- BRIEF
Reproduce the stretch of the listing from the line containing "Patent image size: (577, 1381)." through the end of the listing. Omit the pictures.

Dataset excerpts
--------

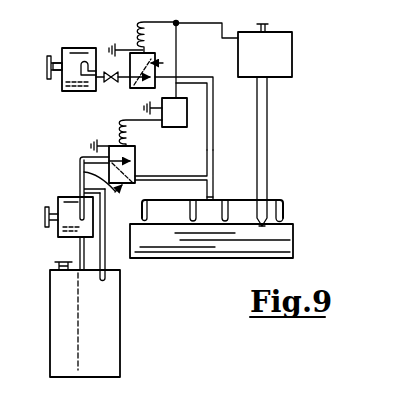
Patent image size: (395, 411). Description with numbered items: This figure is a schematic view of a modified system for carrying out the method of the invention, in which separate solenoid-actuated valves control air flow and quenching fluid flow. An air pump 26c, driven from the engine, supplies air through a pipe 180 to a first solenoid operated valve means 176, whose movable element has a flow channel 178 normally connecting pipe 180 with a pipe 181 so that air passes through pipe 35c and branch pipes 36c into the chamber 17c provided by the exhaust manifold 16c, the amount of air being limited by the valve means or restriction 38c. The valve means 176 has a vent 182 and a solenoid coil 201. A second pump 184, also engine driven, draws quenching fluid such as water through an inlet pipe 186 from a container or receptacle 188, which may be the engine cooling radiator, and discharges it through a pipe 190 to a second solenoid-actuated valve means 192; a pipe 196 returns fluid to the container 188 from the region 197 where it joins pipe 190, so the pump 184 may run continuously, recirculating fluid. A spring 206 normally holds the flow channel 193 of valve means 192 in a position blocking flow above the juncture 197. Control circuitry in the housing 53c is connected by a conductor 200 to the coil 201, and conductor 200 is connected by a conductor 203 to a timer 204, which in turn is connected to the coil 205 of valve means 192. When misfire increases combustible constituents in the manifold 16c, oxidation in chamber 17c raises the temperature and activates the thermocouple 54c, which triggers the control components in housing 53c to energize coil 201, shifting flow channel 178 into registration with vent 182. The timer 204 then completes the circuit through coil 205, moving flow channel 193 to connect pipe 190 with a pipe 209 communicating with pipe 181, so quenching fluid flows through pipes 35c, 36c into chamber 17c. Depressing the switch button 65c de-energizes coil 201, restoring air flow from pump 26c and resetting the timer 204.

The air pump 26c is at (62, 48).
The pipe 180 is at (80, 67).
The valve means or restriction 38c is at (98, 78).
The flow channel 178 is at (134, 84).
The first solenoid operated valve means 176 is at (152, 51).
The solenoid coil 201 is at (136, 33).
The conductor 200 is at (222, 22).
The conductor 203 is at (178, 58).
The vent 182 is at (161, 63).
The housing 53c is at (310, 10).
The switch button 65c is at (274, 3).
The timer 204 is at (188, 111).
The pipe 181 is at (214, 114).
The second solenoid-actuated valve means 192 is at (208, 148).
The pipe 209 is at (220, 196).
The coil 205 is at (116, 128).
The pipe 190 is at (80, 160).
The flow channel 193 is at (137, 161).
The spring 206 is at (84, 172).
The region or juncture 197 is at (78, 190).
The second pump 184 is at (57, 237).
The inlet pipe 186 is at (77, 257).
The container or receptacle 188 is at (120, 357).
The pipe 196 is at (103, 268).
The pipe 35c is at (268, 159).
The branch pipes 36c is at (284, 218).
The exhaust manifold 16c is at (226, 259).
The chamber 17c is at (268, 244).
The thermo-responsive means or thermocouple 54c is at (257, 231).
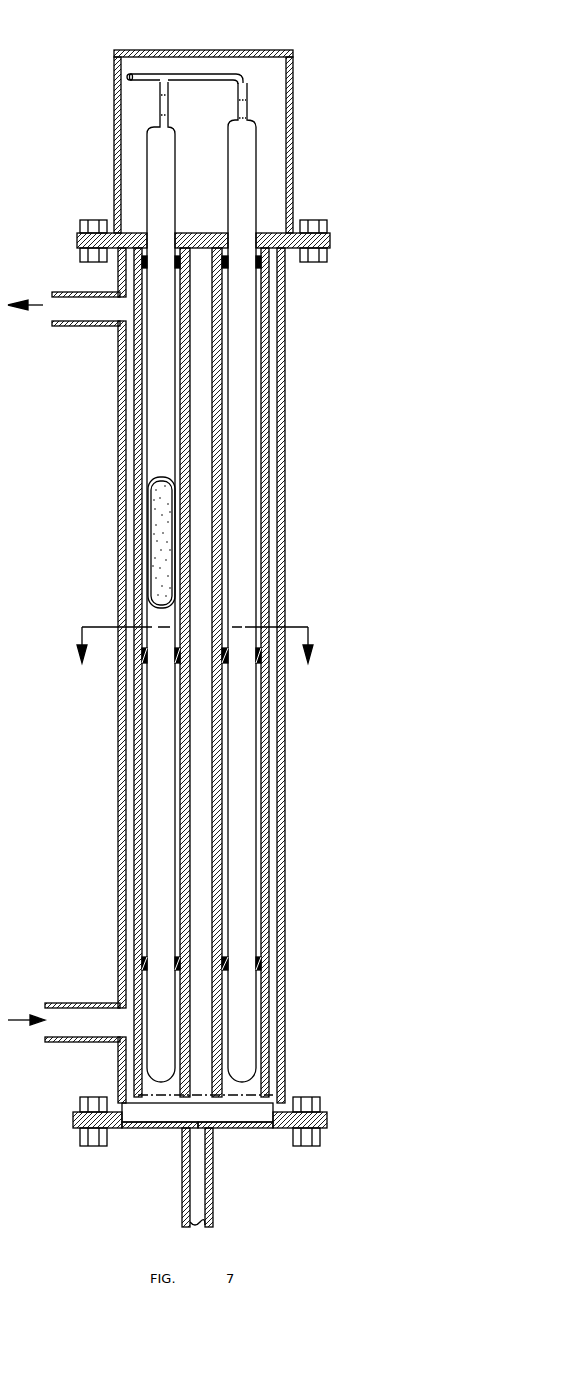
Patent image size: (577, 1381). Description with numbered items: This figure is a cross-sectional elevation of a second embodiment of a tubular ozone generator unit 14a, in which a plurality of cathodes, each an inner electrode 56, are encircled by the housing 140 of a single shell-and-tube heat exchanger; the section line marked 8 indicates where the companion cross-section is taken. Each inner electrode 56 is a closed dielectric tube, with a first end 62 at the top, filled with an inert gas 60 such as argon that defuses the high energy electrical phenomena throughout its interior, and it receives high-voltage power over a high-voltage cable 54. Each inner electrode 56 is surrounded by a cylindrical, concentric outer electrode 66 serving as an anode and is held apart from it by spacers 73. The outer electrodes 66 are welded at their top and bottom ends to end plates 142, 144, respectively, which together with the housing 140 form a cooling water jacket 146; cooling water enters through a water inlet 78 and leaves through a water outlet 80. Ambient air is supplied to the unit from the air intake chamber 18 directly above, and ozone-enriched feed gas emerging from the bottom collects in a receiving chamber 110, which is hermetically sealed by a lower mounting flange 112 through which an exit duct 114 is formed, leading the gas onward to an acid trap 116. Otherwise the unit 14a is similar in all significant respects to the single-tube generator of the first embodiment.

The air intake chamber 18 is at (273, 73).
The high-voltage cable 54 is at (196, 72).
The first end 62 is at (238, 150).
The inner electrode 56 is at (257, 582).
The gas 60 is at (165, 545).
The outer electrode 66 is at (188, 352).
The spacers 73 is at (257, 680).
The cooling water jacket 146 is at (182, 895).
The tubular ozone generator unit 14a is at (150, 675).
The housing 140 is at (118, 556).
The water outlet 80 is at (85, 293).
The water inlet 78 is at (65, 1042).
The end plate 142 is at (219, 260).
The end plate 144 is at (255, 1098).
The receiving chamber 110 is at (160, 1140).
The lower mounting flange 112 is at (275, 1150).
The exit duct 114 is at (197, 1187).
The acid trap 116 is at (0, 496).
The section line 8- 8 is at (194, 634).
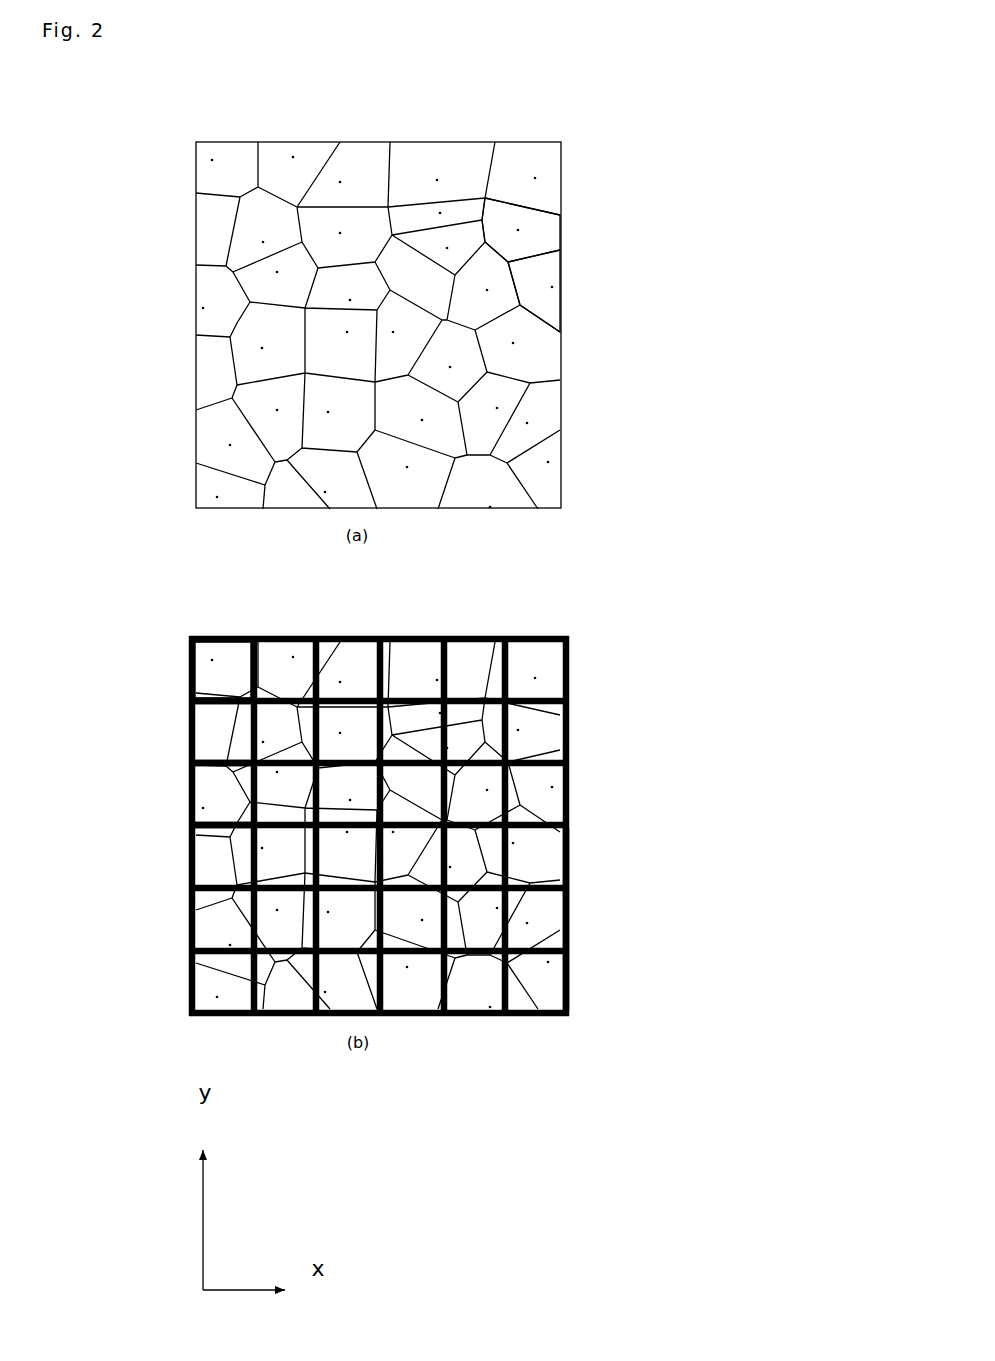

--------

- RESPONSE TO THIS EXERCISE
Patent image size: (577, 1381). Description with numbered items: This figure is a cross-sectional elevation of a second embodiment of a tubular ozone generator unit 14a, in which a plurality of cathodes, each an inner electrode 56, are encircled by the housing 140 of a single shell-and-tube heat exchanger; the section line marked 8 indicates where the companion cross-section is taken. Each inner electrode 56 is a closed dielectric tube, with a first end 62 at the top, filled with an inert gas 60 such as argon that defuses the high energy electrical phenomena throughout its interior, and it receives high-voltage power over a high-voltage cable 54. Each inner electrode 56 is surrounded by a cylindrical, concentric outer electrode 66 serving as an anode and is held apart from it by spacers 73. The outer electrodes 66 are welded at their top and bottom ends to end plates 142, 144, respectively, which together with the housing 140 form a cooling water jacket 146; cooling water enters through a water inlet 78 and leaves through a water outlet 80. Ambient air is supplied to the unit from the air intake chamber 18 directly above, and ozone-enriched feed gas emerging from the bottom collects in a receiving chamber 110, which is hermetically sealed by a lower mounting flange 112 through which an exit duct 114 is formed, leading the gas onward to an acid trap 116. Otherwise the unit 14a is similar in all significant respects to the single-tube generator of the first embodiment.

The air intake chamber 18 is at (273, 73).
The high-voltage cable 54 is at (196, 72).
The first end 62 is at (238, 150).
The inner electrode 56 is at (257, 582).
The gas 60 is at (165, 545).
The outer electrode 66 is at (188, 352).
The spacers 73 is at (257, 680).
The cooling water jacket 146 is at (182, 895).
The tubular ozone generator unit 14a is at (150, 675).
The housing 140 is at (118, 556).
The water outlet 80 is at (85, 293).
The water inlet 78 is at (65, 1042).
The end plate 142 is at (219, 260).
The end plate 144 is at (255, 1098).
The receiving chamber 110 is at (160, 1140).
The lower mounting flange 112 is at (275, 1150).
The exit duct 114 is at (197, 1187).
The acid trap 116 is at (0, 496).
The section line 8- 8 is at (194, 634).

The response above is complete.